The records:
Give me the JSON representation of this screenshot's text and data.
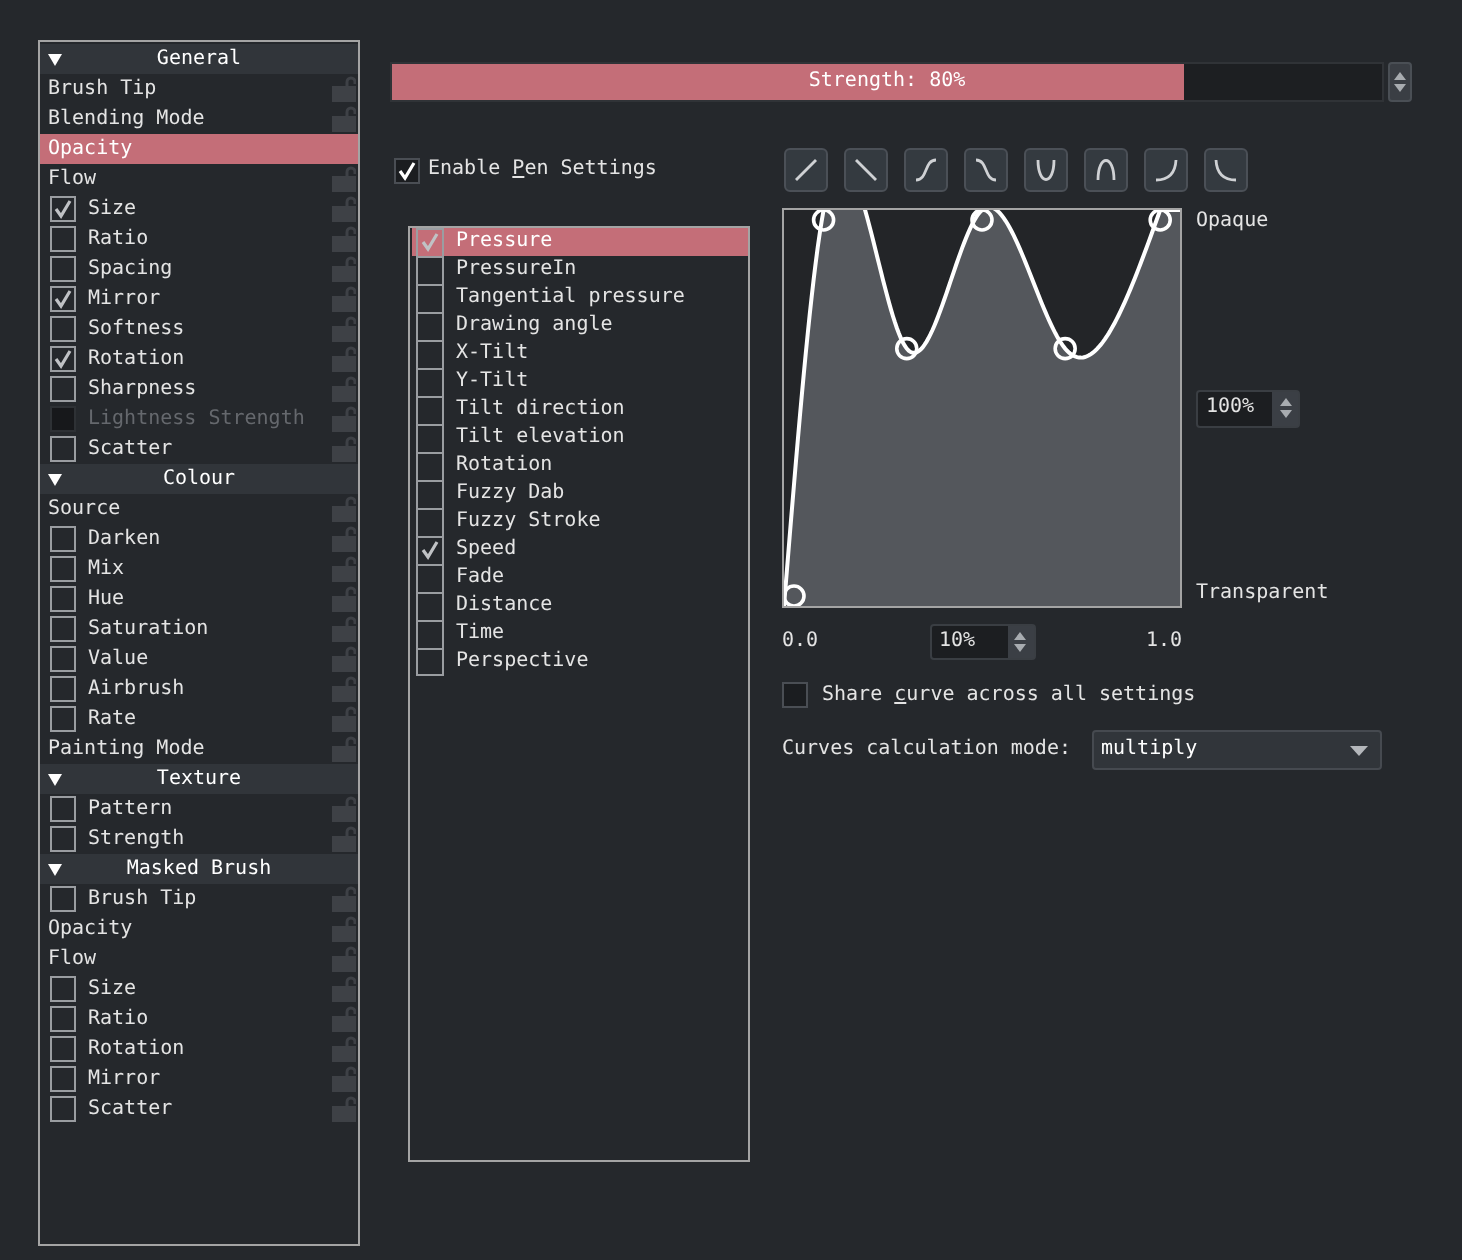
{
  "options_panel": {
    "sections": [
      {
        "title": "General",
        "expanded": true,
        "items": [
          {
            "kind": "plain",
            "label": "Brush Tip",
            "selected": false,
            "disabled": false
          },
          {
            "kind": "plain",
            "label": "Blending Mode",
            "selected": false,
            "disabled": false
          },
          {
            "kind": "plain",
            "label": "Opacity",
            "selected": true,
            "disabled": false
          },
          {
            "kind": "plain",
            "label": "Flow",
            "selected": false,
            "disabled": false
          },
          {
            "kind": "checkbox",
            "label": "Size",
            "checked": true,
            "selected": false,
            "disabled": false
          },
          {
            "kind": "checkbox",
            "label": "Ratio",
            "checked": false,
            "selected": false,
            "disabled": false
          },
          {
            "kind": "checkbox",
            "label": "Spacing",
            "checked": false,
            "selected": false,
            "disabled": false
          },
          {
            "kind": "checkbox",
            "label": "Mirror",
            "checked": true,
            "selected": false,
            "disabled": false
          },
          {
            "kind": "checkbox",
            "label": "Softness",
            "checked": false,
            "selected": false,
            "disabled": false
          },
          {
            "kind": "checkbox",
            "label": "Rotation",
            "checked": true,
            "selected": false,
            "disabled": false
          },
          {
            "kind": "checkbox",
            "label": "Sharpness",
            "checked": false,
            "selected": false,
            "disabled": false
          },
          {
            "kind": "checkbox",
            "label": "Lightness Strength",
            "checked": false,
            "selected": false,
            "disabled": true
          },
          {
            "kind": "checkbox",
            "label": "Scatter",
            "checked": false,
            "selected": false,
            "disabled": false
          }
        ]
      },
      {
        "title": "Colour",
        "expanded": true,
        "items": [
          {
            "kind": "plain",
            "label": "Source",
            "selected": false,
            "disabled": false
          },
          {
            "kind": "checkbox",
            "label": "Darken",
            "checked": false,
            "selected": false,
            "disabled": false
          },
          {
            "kind": "checkbox",
            "label": "Mix",
            "checked": false,
            "selected": false,
            "disabled": false
          },
          {
            "kind": "checkbox",
            "label": "Hue",
            "checked": false,
            "selected": false,
            "disabled": false
          },
          {
            "kind": "checkbox",
            "label": "Saturation",
            "checked": false,
            "selected": false,
            "disabled": false
          },
          {
            "kind": "checkbox",
            "label": "Value",
            "checked": false,
            "selected": false,
            "disabled": false
          },
          {
            "kind": "checkbox",
            "label": "Airbrush",
            "checked": false,
            "selected": false,
            "disabled": false
          },
          {
            "kind": "checkbox",
            "label": "Rate",
            "checked": false,
            "selected": false,
            "disabled": false
          },
          {
            "kind": "plain",
            "label": "Painting Mode",
            "selected": false,
            "disabled": false
          }
        ]
      },
      {
        "title": "Texture",
        "expanded": true,
        "items": [
          {
            "kind": "checkbox",
            "label": "Pattern",
            "checked": false,
            "selected": false,
            "disabled": false
          },
          {
            "kind": "checkbox",
            "label": "Strength",
            "checked": false,
            "selected": false,
            "disabled": false
          }
        ]
      },
      {
        "title": "Masked Brush",
        "expanded": true,
        "items": [
          {
            "kind": "checkbox",
            "label": "Brush Tip",
            "checked": false,
            "selected": false,
            "disabled": false
          },
          {
            "kind": "plain",
            "label": "Opacity",
            "selected": false,
            "disabled": false
          },
          {
            "kind": "plain",
            "label": "Flow",
            "selected": false,
            "disabled": false
          },
          {
            "kind": "checkbox",
            "label": "Size",
            "checked": false,
            "selected": false,
            "disabled": false
          },
          {
            "kind": "checkbox",
            "label": "Ratio",
            "checked": false,
            "selected": false,
            "disabled": false
          },
          {
            "kind": "checkbox",
            "label": "Rotation",
            "checked": false,
            "selected": false,
            "disabled": false
          },
          {
            "kind": "checkbox",
            "label": "Mirror",
            "checked": false,
            "selected": false,
            "disabled": false
          },
          {
            "kind": "checkbox",
            "label": "Scatter",
            "checked": false,
            "selected": false,
            "disabled": false
          }
        ]
      }
    ]
  },
  "strength_slider": {
    "label": "Strength: 80%",
    "level": 0.8
  },
  "pen_settings": {
    "label": {
      "before": "Enable ",
      "mnemonic": "P",
      "after": "en Settings"
    },
    "checked": true
  },
  "sensors": [
    {
      "label": "Pressure",
      "checked": true,
      "selected": true
    },
    {
      "label": "PressureIn",
      "checked": false,
      "selected": false
    },
    {
      "label": "Tangential pressure",
      "checked": false,
      "selected": false
    },
    {
      "label": "Drawing angle",
      "checked": false,
      "selected": false
    },
    {
      "label": "X-Tilt",
      "checked": false,
      "selected": false
    },
    {
      "label": "Y-Tilt",
      "checked": false,
      "selected": false
    },
    {
      "label": "Tilt direction",
      "checked": false,
      "selected": false
    },
    {
      "label": "Tilt elevation",
      "checked": false,
      "selected": false
    },
    {
      "label": "Rotation",
      "checked": false,
      "selected": false
    },
    {
      "label": "Fuzzy Dab",
      "checked": false,
      "selected": false
    },
    {
      "label": "Fuzzy Stroke",
      "checked": false,
      "selected": false
    },
    {
      "label": "Speed",
      "checked": true,
      "selected": false
    },
    {
      "label": "Fade",
      "checked": false,
      "selected": false
    },
    {
      "label": "Distance",
      "checked": false,
      "selected": false
    },
    {
      "label": "Time",
      "checked": false,
      "selected": false
    },
    {
      "label": "Perspective",
      "checked": false,
      "selected": false
    }
  ],
  "curve_presets": [
    {
      "kind": "linear-up"
    },
    {
      "kind": "linear-down"
    },
    {
      "kind": "s-up"
    },
    {
      "kind": "s-down"
    },
    {
      "kind": "u"
    },
    {
      "kind": "arch"
    },
    {
      "kind": "rise"
    },
    {
      "kind": "fall"
    }
  ],
  "curve_editor": {
    "top_label": "Opaque",
    "y_value": "100%",
    "bottom_label": "Transparent",
    "x_min_label": "0.0",
    "x_value": "10%",
    "x_max_label": "1.0"
  },
  "share_curve": {
    "label": {
      "before": "Share ",
      "mnemonic": "c",
      "after": "urve across all settings"
    },
    "checked": false
  },
  "calculation_mode": {
    "label": "Curves calculation mode:",
    "value": "multiply"
  }
}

Set problem: Quote the data above in full, leaving out the pictures it holds.

Solved exercise:
Give me the JSON representation of this screenshot's text and data.
{
  "options_panel": {
    "sections": [
      {
        "title": "General",
        "expanded": true,
        "items": [
          {
            "kind": "plain",
            "label": "Brush Tip",
            "selected": false,
            "disabled": false
          },
          {
            "kind": "plain",
            "label": "Blending Mode",
            "selected": false,
            "disabled": false
          },
          {
            "kind": "plain",
            "label": "Opacity",
            "selected": true,
            "disabled": false
          },
          {
            "kind": "plain",
            "label": "Flow",
            "selected": false,
            "disabled": false
          },
          {
            "kind": "checkbox",
            "label": "Size",
            "checked": true,
            "selected": false,
            "disabled": false
          },
          {
            "kind": "checkbox",
            "label": "Ratio",
            "checked": false,
            "selected": false,
            "disabled": false
          },
          {
            "kind": "checkbox",
            "label": "Spacing",
            "checked": false,
            "selected": false,
            "disabled": false
          },
          {
            "kind": "checkbox",
            "label": "Mirror",
            "checked": true,
            "selected": false,
            "disabled": false
          },
          {
            "kind": "checkbox",
            "label": "Softness",
            "checked": false,
            "selected": false,
            "disabled": false
          },
          {
            "kind": "checkbox",
            "label": "Rotation",
            "checked": true,
            "selected": false,
            "disabled": false
          },
          {
            "kind": "checkbox",
            "label": "Sharpness",
            "checked": false,
            "selected": false,
            "disabled": false
          },
          {
            "kind": "checkbox",
            "label": "Lightness Strength",
            "checked": false,
            "selected": false,
            "disabled": true
          },
          {
            "kind": "checkbox",
            "label": "Scatter",
            "checked": false,
            "selected": false,
            "disabled": false
          }
        ]
      },
      {
        "title": "Colour",
        "expanded": true,
        "items": [
          {
            "kind": "plain",
            "label": "Source",
            "selected": false,
            "disabled": false
          },
          {
            "kind": "checkbox",
            "label": "Darken",
            "checked": false,
            "selected": false,
            "disabled": false
          },
          {
            "kind": "checkbox",
            "label": "Mix",
            "checked": false,
            "selected": false,
            "disabled": false
          },
          {
            "kind": "checkbox",
            "label": "Hue",
            "checked": false,
            "selected": false,
            "disabled": false
          },
          {
            "kind": "checkbox",
            "label": "Saturation",
            "checked": false,
            "selected": false,
            "disabled": false
          },
          {
            "kind": "checkbox",
            "label": "Value",
            "checked": false,
            "selected": false,
            "disabled": false
          },
          {
            "kind": "checkbox",
            "label": "Airbrush",
            "checked": false,
            "selected": false,
            "disabled": false
          },
          {
            "kind": "checkbox",
            "label": "Rate",
            "checked": false,
            "selected": false,
            "disabled": false
          },
          {
            "kind": "plain",
            "label": "Painting Mode",
            "selected": false,
            "disabled": false
          }
        ]
      },
      {
        "title": "Texture",
        "expanded": true,
        "items": [
          {
            "kind": "checkbox",
            "label": "Pattern",
            "checked": false,
            "selected": false,
            "disabled": false
          },
          {
            "kind": "checkbox",
            "label": "Strength",
            "checked": false,
            "selected": false,
            "disabled": false
          }
        ]
      },
      {
        "title": "Masked Brush",
        "expanded": true,
        "items": [
          {
            "kind": "checkbox",
            "label": "Brush Tip",
            "checked": false,
            "selected": false,
            "disabled": false
          },
          {
            "kind": "plain",
            "label": "Opacity",
            "selected": false,
            "disabled": false
          },
          {
            "kind": "plain",
            "label": "Flow",
            "selected": false,
            "disabled": false
          },
          {
            "kind": "checkbox",
            "label": "Size",
            "checked": false,
            "selected": false,
            "disabled": false
          },
          {
            "kind": "checkbox",
            "label": "Ratio",
            "checked": false,
            "selected": false,
            "disabled": false
          },
          {
            "kind": "checkbox",
            "label": "Rotation",
            "checked": false,
            "selected": false,
            "disabled": false
          },
          {
            "kind": "checkbox",
            "label": "Mirror",
            "checked": false,
            "selected": false,
            "disabled": false
          },
          {
            "kind": "checkbox",
            "label": "Scatter",
            "checked": false,
            "selected": false,
            "disabled": false
          }
        ]
      }
    ]
  },
  "strength_slider": {
    "label": "Strength: 80%",
    "level": 0.8
  },
  "pen_settings": {
    "label": {
      "before": "Enable ",
      "mnemonic": "P",
      "after": "en Settings"
    },
    "checked": true
  },
  "sensors": [
    {
      "label": "Pressure",
      "checked": true,
      "selected": true
    },
    {
      "label": "PressureIn",
      "checked": false,
      "selected": false
    },
    {
      "label": "Tangential pressure",
      "checked": false,
      "selected": false
    },
    {
      "label": "Drawing angle",
      "checked": false,
      "selected": false
    },
    {
      "label": "X-Tilt",
      "checked": false,
      "selected": false
    },
    {
      "label": "Y-Tilt",
      "checked": false,
      "selected": false
    },
    {
      "label": "Tilt direction",
      "checked": false,
      "selected": false
    },
    {
      "label": "Tilt elevation",
      "checked": false,
      "selected": false
    },
    {
      "label": "Rotation",
      "checked": false,
      "selected": false
    },
    {
      "label": "Fuzzy Dab",
      "checked": false,
      "selected": false
    },
    {
      "label": "Fuzzy Stroke",
      "checked": false,
      "selected": false
    },
    {
      "label": "Speed",
      "checked": true,
      "selected": false
    },
    {
      "label": "Fade",
      "checked": false,
      "selected": false
    },
    {
      "label": "Distance",
      "checked": false,
      "selected": false
    },
    {
      "label": "Time",
      "checked": false,
      "selected": false
    },
    {
      "label": "Perspective",
      "checked": false,
      "selected": false
    }
  ],
  "curve_presets": [
    {
      "kind": "linear-up"
    },
    {
      "kind": "linear-down"
    },
    {
      "kind": "s-up"
    },
    {
      "kind": "s-down"
    },
    {
      "kind": "u"
    },
    {
      "kind": "arch"
    },
    {
      "kind": "rise"
    },
    {
      "kind": "fall"
    }
  ],
  "curve_editor": {
    "top_label": "Opaque",
    "y_value": "100%",
    "bottom_label": "Transparent",
    "x_min_label": "0.0",
    "x_value": "10%",
    "x_max_label": "1.0"
  },
  "share_curve": {
    "label": {
      "before": "Share ",
      "mnemonic": "c",
      "after": "urve across all settings"
    },
    "checked": false
  },
  "calculation_mode": {
    "label": "Curves calculation mode:",
    "value": "multiply"
  }
}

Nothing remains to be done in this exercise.